(Records from a dataset)

* start *

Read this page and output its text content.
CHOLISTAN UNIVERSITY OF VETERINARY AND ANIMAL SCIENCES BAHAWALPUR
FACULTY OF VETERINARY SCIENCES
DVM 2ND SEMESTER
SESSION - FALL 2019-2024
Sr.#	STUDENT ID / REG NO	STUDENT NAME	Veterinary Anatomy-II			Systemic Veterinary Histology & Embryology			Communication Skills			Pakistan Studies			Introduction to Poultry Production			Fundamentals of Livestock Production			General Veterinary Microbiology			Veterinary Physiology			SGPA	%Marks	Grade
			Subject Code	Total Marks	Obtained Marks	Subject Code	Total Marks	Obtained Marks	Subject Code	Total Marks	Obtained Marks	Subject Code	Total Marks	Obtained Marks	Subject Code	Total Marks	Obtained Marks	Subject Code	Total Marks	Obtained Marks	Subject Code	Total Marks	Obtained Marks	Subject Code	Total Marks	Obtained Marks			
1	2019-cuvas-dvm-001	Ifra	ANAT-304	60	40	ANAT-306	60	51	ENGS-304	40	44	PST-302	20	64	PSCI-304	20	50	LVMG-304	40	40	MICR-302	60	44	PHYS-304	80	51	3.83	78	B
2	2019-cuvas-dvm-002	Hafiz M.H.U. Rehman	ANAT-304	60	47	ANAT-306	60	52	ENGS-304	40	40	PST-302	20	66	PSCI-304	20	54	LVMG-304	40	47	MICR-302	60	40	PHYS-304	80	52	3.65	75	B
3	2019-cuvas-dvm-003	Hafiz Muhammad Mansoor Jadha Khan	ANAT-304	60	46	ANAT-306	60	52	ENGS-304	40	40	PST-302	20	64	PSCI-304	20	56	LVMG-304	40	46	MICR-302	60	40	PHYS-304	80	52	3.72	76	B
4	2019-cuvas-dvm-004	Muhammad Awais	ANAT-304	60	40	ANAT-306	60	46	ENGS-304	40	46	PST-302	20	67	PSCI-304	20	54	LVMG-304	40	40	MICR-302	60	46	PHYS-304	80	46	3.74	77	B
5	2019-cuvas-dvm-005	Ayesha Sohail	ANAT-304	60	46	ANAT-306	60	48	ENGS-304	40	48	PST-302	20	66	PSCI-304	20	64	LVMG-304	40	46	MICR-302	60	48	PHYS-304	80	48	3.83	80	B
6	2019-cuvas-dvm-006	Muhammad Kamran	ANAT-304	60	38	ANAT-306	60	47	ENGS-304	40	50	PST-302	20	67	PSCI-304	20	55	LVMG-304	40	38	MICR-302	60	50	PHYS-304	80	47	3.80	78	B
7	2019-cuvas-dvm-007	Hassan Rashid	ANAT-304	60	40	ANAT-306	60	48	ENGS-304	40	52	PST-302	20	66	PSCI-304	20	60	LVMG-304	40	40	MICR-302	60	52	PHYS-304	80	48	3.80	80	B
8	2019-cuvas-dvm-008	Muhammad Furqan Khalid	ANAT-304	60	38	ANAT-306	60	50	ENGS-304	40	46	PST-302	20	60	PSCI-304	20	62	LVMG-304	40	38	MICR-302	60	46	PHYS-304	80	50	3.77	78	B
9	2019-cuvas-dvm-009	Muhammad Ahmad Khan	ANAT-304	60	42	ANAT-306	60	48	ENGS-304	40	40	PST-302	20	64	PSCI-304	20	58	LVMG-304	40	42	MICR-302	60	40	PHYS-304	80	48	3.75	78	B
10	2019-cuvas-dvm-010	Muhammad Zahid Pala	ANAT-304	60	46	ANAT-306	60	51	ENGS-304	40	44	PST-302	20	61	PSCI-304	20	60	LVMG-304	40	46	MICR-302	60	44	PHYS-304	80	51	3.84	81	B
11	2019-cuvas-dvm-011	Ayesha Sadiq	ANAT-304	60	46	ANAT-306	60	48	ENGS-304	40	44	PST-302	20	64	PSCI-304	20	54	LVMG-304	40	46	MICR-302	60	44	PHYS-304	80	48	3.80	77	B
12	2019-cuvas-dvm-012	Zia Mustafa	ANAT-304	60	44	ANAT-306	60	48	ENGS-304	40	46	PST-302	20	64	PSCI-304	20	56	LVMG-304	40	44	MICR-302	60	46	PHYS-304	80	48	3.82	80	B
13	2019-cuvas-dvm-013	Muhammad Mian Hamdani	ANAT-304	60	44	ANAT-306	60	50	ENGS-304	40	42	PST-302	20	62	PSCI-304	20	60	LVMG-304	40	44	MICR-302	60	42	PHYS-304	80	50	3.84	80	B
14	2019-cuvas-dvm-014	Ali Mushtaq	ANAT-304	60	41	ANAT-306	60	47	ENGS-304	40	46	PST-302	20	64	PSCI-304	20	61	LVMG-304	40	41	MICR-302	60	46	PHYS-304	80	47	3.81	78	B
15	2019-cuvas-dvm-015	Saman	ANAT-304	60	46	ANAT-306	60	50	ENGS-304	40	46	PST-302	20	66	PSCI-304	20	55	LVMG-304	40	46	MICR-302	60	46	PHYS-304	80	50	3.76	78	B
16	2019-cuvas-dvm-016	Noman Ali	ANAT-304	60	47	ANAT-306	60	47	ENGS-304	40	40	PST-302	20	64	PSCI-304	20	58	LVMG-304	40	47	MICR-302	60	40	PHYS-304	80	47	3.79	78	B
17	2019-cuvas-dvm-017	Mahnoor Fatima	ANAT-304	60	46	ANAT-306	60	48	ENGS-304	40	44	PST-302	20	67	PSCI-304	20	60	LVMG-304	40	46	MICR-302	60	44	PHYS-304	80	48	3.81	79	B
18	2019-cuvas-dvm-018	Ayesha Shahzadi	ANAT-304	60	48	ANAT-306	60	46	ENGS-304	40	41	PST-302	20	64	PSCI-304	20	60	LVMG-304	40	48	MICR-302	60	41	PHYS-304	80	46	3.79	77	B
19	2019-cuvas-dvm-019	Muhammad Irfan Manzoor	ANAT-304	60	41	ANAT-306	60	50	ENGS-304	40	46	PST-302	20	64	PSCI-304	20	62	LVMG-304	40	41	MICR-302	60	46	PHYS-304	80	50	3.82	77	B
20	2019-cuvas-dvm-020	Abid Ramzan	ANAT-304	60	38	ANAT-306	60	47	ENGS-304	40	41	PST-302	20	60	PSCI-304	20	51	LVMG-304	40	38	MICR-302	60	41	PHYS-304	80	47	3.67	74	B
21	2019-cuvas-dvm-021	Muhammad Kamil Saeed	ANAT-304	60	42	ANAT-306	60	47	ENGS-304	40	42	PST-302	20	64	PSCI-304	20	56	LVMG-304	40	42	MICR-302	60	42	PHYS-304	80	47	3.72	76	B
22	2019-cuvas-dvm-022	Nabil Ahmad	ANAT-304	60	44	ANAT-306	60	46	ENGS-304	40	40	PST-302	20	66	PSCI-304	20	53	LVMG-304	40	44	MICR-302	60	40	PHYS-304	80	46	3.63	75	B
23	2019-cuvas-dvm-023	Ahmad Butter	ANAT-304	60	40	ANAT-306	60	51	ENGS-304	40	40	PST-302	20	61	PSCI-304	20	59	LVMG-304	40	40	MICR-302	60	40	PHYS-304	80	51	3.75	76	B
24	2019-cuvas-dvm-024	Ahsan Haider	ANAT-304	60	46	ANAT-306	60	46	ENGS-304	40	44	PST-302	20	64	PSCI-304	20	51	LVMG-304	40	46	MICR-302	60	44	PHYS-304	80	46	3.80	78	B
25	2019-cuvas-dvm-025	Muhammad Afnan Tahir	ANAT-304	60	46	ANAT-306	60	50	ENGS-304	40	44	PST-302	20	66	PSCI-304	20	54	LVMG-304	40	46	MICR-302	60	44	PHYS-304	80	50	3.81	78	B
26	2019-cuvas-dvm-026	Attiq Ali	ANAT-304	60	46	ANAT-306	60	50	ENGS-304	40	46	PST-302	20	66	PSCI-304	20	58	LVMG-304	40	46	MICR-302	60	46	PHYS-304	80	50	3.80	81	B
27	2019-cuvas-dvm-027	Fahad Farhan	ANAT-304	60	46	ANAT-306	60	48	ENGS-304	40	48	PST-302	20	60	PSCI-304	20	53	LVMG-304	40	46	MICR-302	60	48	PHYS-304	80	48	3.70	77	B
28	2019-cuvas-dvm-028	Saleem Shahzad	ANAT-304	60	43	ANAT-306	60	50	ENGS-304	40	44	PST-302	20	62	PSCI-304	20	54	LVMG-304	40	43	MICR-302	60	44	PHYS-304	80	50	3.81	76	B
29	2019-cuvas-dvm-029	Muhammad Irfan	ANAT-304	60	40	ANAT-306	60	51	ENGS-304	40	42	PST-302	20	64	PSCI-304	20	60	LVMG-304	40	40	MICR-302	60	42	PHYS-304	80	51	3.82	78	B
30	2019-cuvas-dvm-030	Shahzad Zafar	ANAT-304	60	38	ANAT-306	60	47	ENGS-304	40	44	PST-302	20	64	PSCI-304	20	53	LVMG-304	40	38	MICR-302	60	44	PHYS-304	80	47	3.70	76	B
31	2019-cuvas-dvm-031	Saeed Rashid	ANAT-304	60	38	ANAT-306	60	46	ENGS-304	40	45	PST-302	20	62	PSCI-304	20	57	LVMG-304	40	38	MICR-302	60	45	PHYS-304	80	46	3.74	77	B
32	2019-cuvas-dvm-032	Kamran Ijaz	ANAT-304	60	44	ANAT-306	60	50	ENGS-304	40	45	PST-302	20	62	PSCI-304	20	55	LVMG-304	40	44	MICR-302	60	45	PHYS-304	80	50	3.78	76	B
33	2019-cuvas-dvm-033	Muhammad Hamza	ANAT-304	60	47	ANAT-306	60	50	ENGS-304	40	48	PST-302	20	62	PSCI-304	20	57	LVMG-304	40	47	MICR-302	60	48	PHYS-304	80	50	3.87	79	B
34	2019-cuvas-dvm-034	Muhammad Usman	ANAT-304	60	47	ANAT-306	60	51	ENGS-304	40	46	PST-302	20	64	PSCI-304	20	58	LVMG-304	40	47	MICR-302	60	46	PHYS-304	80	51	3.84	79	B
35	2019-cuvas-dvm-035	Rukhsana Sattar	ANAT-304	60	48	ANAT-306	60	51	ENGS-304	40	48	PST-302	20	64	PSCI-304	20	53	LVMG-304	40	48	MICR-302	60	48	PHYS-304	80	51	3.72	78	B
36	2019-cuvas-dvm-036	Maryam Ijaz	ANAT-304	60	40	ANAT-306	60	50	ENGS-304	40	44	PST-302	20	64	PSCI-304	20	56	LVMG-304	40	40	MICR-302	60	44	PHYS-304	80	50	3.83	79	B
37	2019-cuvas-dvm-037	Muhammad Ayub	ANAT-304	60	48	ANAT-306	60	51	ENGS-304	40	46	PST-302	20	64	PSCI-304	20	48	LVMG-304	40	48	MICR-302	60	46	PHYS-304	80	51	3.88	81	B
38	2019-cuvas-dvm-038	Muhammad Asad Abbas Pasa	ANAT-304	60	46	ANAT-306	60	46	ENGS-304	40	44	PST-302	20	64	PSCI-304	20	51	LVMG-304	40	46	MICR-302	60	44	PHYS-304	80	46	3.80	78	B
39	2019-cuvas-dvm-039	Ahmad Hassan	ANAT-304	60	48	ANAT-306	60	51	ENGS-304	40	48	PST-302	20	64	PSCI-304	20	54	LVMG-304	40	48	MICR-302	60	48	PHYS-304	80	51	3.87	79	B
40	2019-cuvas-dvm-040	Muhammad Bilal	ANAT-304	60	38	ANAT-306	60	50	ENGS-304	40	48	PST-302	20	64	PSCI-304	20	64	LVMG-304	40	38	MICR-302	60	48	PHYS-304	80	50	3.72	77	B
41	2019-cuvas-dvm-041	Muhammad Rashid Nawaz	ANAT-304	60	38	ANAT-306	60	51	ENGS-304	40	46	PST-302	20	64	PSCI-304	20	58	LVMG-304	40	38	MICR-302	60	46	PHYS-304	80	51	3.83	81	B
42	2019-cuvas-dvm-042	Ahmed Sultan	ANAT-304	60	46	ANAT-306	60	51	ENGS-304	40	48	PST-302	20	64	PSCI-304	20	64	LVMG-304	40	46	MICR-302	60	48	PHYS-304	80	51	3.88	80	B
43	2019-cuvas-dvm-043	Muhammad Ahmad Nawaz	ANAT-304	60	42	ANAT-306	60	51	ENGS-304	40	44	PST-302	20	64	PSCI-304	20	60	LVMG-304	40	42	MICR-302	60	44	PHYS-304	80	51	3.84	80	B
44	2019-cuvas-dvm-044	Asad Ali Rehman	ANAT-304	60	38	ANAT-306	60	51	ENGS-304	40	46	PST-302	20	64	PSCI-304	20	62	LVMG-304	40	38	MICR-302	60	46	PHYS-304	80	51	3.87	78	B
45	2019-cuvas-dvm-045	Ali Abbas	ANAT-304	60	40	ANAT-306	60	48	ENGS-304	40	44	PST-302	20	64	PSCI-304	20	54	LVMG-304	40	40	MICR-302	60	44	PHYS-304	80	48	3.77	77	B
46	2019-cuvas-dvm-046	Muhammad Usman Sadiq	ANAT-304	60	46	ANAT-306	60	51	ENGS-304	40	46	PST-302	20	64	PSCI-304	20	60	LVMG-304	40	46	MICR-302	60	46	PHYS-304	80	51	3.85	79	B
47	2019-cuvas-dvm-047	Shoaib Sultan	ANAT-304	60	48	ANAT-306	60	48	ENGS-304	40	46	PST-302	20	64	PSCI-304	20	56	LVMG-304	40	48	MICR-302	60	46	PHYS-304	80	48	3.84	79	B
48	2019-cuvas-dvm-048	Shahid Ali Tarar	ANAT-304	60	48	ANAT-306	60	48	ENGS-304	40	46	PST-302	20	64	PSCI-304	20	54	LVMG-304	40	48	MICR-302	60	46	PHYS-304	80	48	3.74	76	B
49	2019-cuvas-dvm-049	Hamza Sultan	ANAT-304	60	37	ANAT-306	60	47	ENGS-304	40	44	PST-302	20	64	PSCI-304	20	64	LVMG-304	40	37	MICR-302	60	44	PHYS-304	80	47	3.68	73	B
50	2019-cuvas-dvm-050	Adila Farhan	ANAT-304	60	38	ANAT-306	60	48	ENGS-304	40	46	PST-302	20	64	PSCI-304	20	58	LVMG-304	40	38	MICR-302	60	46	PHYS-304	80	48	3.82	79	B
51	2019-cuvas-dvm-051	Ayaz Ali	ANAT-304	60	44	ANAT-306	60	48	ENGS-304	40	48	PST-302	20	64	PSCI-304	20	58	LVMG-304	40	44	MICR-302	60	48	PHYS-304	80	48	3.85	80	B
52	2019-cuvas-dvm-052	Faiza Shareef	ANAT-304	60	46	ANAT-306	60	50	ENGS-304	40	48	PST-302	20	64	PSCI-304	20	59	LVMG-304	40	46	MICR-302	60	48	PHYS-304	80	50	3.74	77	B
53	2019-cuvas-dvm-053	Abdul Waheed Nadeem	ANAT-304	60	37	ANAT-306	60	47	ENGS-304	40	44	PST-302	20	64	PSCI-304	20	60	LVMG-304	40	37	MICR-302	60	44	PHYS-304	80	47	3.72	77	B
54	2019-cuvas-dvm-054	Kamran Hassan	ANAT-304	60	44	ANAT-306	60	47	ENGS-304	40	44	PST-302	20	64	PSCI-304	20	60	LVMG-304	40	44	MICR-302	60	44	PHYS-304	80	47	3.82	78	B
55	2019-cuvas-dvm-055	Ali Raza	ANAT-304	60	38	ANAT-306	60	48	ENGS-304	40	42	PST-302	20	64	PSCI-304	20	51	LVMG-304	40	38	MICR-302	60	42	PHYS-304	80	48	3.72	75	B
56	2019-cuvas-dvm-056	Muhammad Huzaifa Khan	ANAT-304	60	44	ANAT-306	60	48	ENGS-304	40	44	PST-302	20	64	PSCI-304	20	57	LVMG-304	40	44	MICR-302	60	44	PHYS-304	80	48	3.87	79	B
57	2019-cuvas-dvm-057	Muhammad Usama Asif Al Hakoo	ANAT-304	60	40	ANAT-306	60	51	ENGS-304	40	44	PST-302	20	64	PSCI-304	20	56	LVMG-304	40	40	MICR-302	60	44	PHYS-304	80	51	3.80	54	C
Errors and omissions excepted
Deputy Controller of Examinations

* end *

Exercise brief:
Answer with one number: how many lines in the listing hold "Sadiq".

Task output:
2